Aim of the exercise
Reproduce the records below line for line, with nothing changed.

Records shown

Begin

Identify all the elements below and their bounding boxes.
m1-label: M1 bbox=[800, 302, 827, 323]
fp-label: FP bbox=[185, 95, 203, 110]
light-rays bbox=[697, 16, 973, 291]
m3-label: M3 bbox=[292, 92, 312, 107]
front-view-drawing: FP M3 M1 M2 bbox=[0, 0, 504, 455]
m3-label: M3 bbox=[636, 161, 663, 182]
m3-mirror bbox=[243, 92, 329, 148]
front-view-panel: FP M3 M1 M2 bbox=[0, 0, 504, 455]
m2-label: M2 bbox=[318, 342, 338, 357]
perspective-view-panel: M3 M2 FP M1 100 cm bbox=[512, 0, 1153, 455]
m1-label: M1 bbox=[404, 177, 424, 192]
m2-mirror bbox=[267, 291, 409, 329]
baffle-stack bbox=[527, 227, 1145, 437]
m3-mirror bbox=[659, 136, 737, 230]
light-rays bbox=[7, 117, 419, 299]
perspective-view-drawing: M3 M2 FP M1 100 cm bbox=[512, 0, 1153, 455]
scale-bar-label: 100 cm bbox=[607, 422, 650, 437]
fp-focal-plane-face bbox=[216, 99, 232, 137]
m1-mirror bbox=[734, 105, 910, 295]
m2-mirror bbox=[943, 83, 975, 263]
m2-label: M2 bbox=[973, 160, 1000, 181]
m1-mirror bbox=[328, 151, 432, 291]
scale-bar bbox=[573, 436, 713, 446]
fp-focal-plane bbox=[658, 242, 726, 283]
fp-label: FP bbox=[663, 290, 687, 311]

End

Expected output
Identify all the elements below and their bounding boxes.
m1-label: M1 bbox=[800, 302, 827, 323]
fp-label: FP bbox=[185, 95, 203, 110]
light-rays bbox=[697, 16, 973, 291]
m3-label: M3 bbox=[292, 92, 312, 107]
front-view-drawing: FP M3 M1 M2 bbox=[0, 0, 504, 455]
m3-label: M3 bbox=[636, 161, 663, 182]
m3-mirror bbox=[243, 92, 329, 148]
front-view-panel: FP M3 M1 M2 bbox=[0, 0, 504, 455]
m2-label: M2 bbox=[318, 342, 338, 357]
perspective-view-panel: M3 M2 FP M1 100 cm bbox=[512, 0, 1153, 455]
m1-label: M1 bbox=[404, 177, 424, 192]
m2-mirror bbox=[267, 291, 409, 329]
baffle-stack bbox=[527, 227, 1145, 437]
m3-mirror bbox=[659, 136, 737, 230]
light-rays bbox=[7, 117, 419, 299]
perspective-view-drawing: M3 M2 FP M1 100 cm bbox=[512, 0, 1153, 455]
scale-bar-label: 100 cm bbox=[607, 422, 650, 437]
fp-focal-plane-face bbox=[216, 99, 232, 137]
m1-mirror bbox=[734, 105, 910, 295]
m2-mirror bbox=[943, 83, 975, 263]
m2-label: M2 bbox=[973, 160, 1000, 181]
m1-mirror bbox=[328, 151, 432, 291]
scale-bar bbox=[573, 436, 713, 446]
fp-focal-plane bbox=[658, 242, 726, 283]
fp-label: FP bbox=[663, 290, 687, 311]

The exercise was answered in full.